=== SUPPLIED ENTRIES ===
= = = =

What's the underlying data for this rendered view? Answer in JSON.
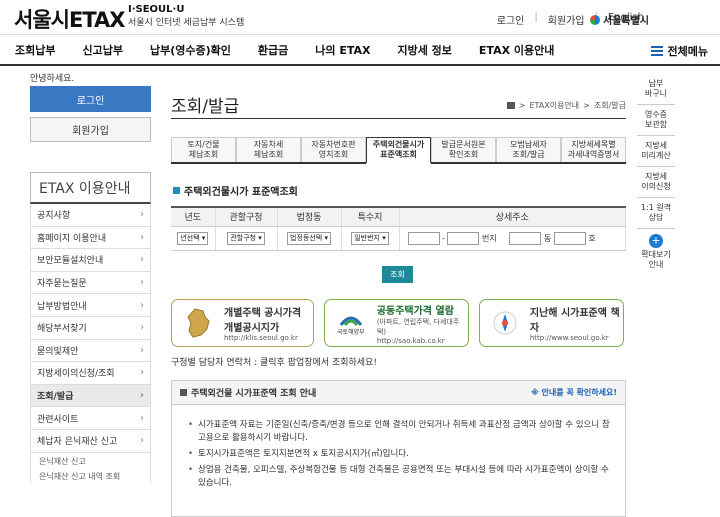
{
  "header": {
    "logo_text_1": "서울시",
    "logo_text_2": "ETAX",
    "brand_line": "I·SEOUL·U",
    "brand_sub": "서울시 인터넷 세금납부 시스템",
    "util_links": [
      "로그인",
      "회원가입",
      "English"
    ],
    "seoul_logo": "서울특별시"
  },
  "gnb": {
    "items": [
      "조회납부",
      "신고납부",
      "납부(영수증)확인",
      "환급금",
      "나의 ETAX",
      "지방세 정보",
      "ETAX 이용안내"
    ],
    "all_menu": "전체메뉴"
  },
  "sidebar": {
    "greeting": "안녕하세요.",
    "login": "로그인",
    "join": "회원가입",
    "title": "ETAX 이용안내",
    "items": [
      {
        "label": "공지사항",
        "arrow": "›"
      },
      {
        "label": "홈페이지 이용안내",
        "arrow": "›"
      },
      {
        "label": "보안모듈설치안내",
        "arrow": "›"
      },
      {
        "label": "자주묻는질문",
        "arrow": "›"
      },
      {
        "label": "납부방법안내",
        "arrow": "›"
      },
      {
        "label": "해당부서찾기",
        "arrow": "›"
      },
      {
        "label": "묻의및제안",
        "arrow": "›"
      },
      {
        "label": "지방세이의신청/조회",
        "arrow": "›"
      },
      {
        "label": "조회/발급",
        "arrow": "›"
      },
      {
        "label": "관련사이트",
        "arrow": "›"
      },
      {
        "label": "체납자 은닉재산 신고",
        "arrow": "›"
      }
    ],
    "sub_items": [
      "은닉재산 신고",
      "은닉재산 신고 내역 조회"
    ]
  },
  "content": {
    "title": "조회/발급",
    "breadcrumb": [
      "ETAX이용안내",
      "조회/발급"
    ],
    "breadcrumb_sep": ">",
    "tabs": [
      {
        "l1": "토지/건물",
        "l2": "체납조회"
      },
      {
        "l1": "자동차세",
        "l2": "체납조회"
      },
      {
        "l1": "자동차번호판",
        "l2": "영치조회"
      },
      {
        "l1": "주택외건물시가",
        "l2": "표준액조회"
      },
      {
        "l1": "발급문서원본",
        "l2": "확인조회"
      },
      {
        "l1": "모범납세자",
        "l2": "조회/발급"
      },
      {
        "l1": "지방세세목별",
        "l2": "과세내역증명서"
      }
    ],
    "section_title": "주택외건물시가 표준액조회",
    "table_headers": [
      "년도",
      "관할구청",
      "법정동",
      "특수지",
      "상세주소"
    ],
    "selects": [
      "년선택",
      "관할구청",
      "법정동선택",
      "일반번지"
    ],
    "addr_labels": {
      "dash": "-",
      "bunji": "번지",
      "dong": "동",
      "ho": "호"
    },
    "query_button": "조회",
    "banners": [
      {
        "t1": "개별주택 공시가격",
        "t2a": "개별공시지가",
        "t2": "http://klis.seoul.go.kr"
      },
      {
        "logo": "국토해양부",
        "t1": "공동주택가격 열람",
        "t2a": "(아파트, 연립주택, 다세대주택)",
        "t2": "http://sao.kab.co.kr"
      },
      {
        "t1": "지난해 시가표준액 책자",
        "t2": "http://www.seoul.go.kr"
      }
    ],
    "contact_text": "구청별 담당자 연락처 : 클릭후 팝업창에서 조회하세요!",
    "info_title": "주택외건물 시가표준액 조회 안내",
    "info_note": "※ 안내를 꼭 확인하세요!",
    "info_lines": [
      "시가표준액 자료는 기준일(신축/증축/변경 등으로 인해 결석이 안되거나 취득세 과표산정 금액과 상이할 수 있으니 참고용으로 활용하시기 바랍니다.",
      "토지시가표준액은 토지지분면적 x 토지공시지가(㎡)입니다.",
      "상업용 건축물, 오피스텔, 주상복합건물 등 대형 건축물은 공용면적 또는 부대시설 등에 따라 시가표준액이 상이할 수 있습니다."
    ]
  },
  "quick": {
    "items": [
      "납부\n바구니",
      "영수증\n보관함",
      "지방세\n미리계산",
      "지방세\n이의신청",
      "1:1 원격\n상담"
    ],
    "plus": "+",
    "more": "확대보기\n안내"
  },
  "colors": {
    "primary": "#3a78c3",
    "teal": "#1c8a97",
    "link": "#1a63b8"
  }
}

= = = =

=== EXERCISE REQUIREMENTS ===
Give an exact copy of the material, leaving out every picture.

=== ANSWER TO THE EXERCISE ===
What's the underlying data for this rendered view? Answer in JSON.
{
  "header": {
    "logo_text_1": "서울시",
    "logo_text_2": "ETAX",
    "brand_line": "I·SEOUL·U",
    "brand_sub": "서울시 인터넷 세금납부 시스템",
    "util_links": [
      "로그인",
      "회원가입",
      "English"
    ],
    "seoul_logo": "서울특별시"
  },
  "gnb": {
    "items": [
      "조회납부",
      "신고납부",
      "납부(영수증)확인",
      "환급금",
      "나의 ETAX",
      "지방세 정보",
      "ETAX 이용안내"
    ],
    "all_menu": "전체메뉴"
  },
  "sidebar": {
    "greeting": "안녕하세요.",
    "login": "로그인",
    "join": "회원가입",
    "title": "ETAX 이용안내",
    "items": [
      {
        "label": "공지사항",
        "arrow": "›"
      },
      {
        "label": "홈페이지 이용안내",
        "arrow": "›"
      },
      {
        "label": "보안모듈설치안내",
        "arrow": "›"
      },
      {
        "label": "자주묻는질문",
        "arrow": "›"
      },
      {
        "label": "납부방법안내",
        "arrow": "›"
      },
      {
        "label": "해당부서찾기",
        "arrow": "›"
      },
      {
        "label": "묻의및제안",
        "arrow": "›"
      },
      {
        "label": "지방세이의신청/조회",
        "arrow": "›"
      },
      {
        "label": "조회/발급",
        "arrow": "›"
      },
      {
        "label": "관련사이트",
        "arrow": "›"
      },
      {
        "label": "체납자 은닉재산 신고",
        "arrow": "›"
      }
    ],
    "sub_items": [
      "은닉재산 신고",
      "은닉재산 신고 내역 조회"
    ]
  },
  "content": {
    "title": "조회/발급",
    "breadcrumb": [
      "ETAX이용안내",
      "조회/발급"
    ],
    "breadcrumb_sep": ">",
    "tabs": [
      {
        "l1": "토지/건물",
        "l2": "체납조회"
      },
      {
        "l1": "자동차세",
        "l2": "체납조회"
      },
      {
        "l1": "자동차번호판",
        "l2": "영치조회"
      },
      {
        "l1": "주택외건물시가",
        "l2": "표준액조회"
      },
      {
        "l1": "발급문서원본",
        "l2": "확인조회"
      },
      {
        "l1": "모범납세자",
        "l2": "조회/발급"
      },
      {
        "l1": "지방세세목별",
        "l2": "과세내역증명서"
      }
    ],
    "section_title": "주택외건물시가 표준액조회",
    "table_headers": [
      "년도",
      "관할구청",
      "법정동",
      "특수지",
      "상세주소"
    ],
    "selects": [
      "년선택",
      "관할구청",
      "법정동선택",
      "일반번지"
    ],
    "addr_labels": {
      "dash": "-",
      "bunji": "번지",
      "dong": "동",
      "ho": "호"
    },
    "query_button": "조회",
    "banners": [
      {
        "t1": "개별주택 공시가격",
        "t2a": "개별공시지가",
        "t2": "http://klis.seoul.go.kr"
      },
      {
        "logo": "국토해양부",
        "t1": "공동주택가격 열람",
        "t2a": "(아파트, 연립주택, 다세대주택)",
        "t2": "http://sao.kab.co.kr"
      },
      {
        "t1": "지난해 시가표준액 책자",
        "t2": "http://www.seoul.go.kr"
      }
    ],
    "contact_text": "구청별 담당자 연락처 : 클릭후 팝업창에서 조회하세요!",
    "info_title": "주택외건물 시가표준액 조회 안내",
    "info_note": "※ 안내를 꼭 확인하세요!",
    "info_lines": [
      "시가표준액 자료는 기준일(신축/증축/변경 등으로 인해 결석이 안되거나 취득세 과표산정 금액과 상이할 수 있으니 참고용으로 활용하시기 바랍니다.",
      "토지시가표준액은 토지지분면적 x 토지공시지가(㎡)입니다.",
      "상업용 건축물, 오피스텔, 주상복합건물 등 대형 건축물은 공용면적 또는 부대시설 등에 따라 시가표준액이 상이할 수 있습니다."
    ]
  },
  "quick": {
    "items": [
      "납부\n바구니",
      "영수증\n보관함",
      "지방세\n미리계산",
      "지방세\n이의신청",
      "1:1 원격\n상담"
    ],
    "plus": "+",
    "more": "확대보기\n안내"
  },
  "colors": {
    "primary": "#3a78c3",
    "teal": "#1c8a97",
    "link": "#1a63b8"
  }
}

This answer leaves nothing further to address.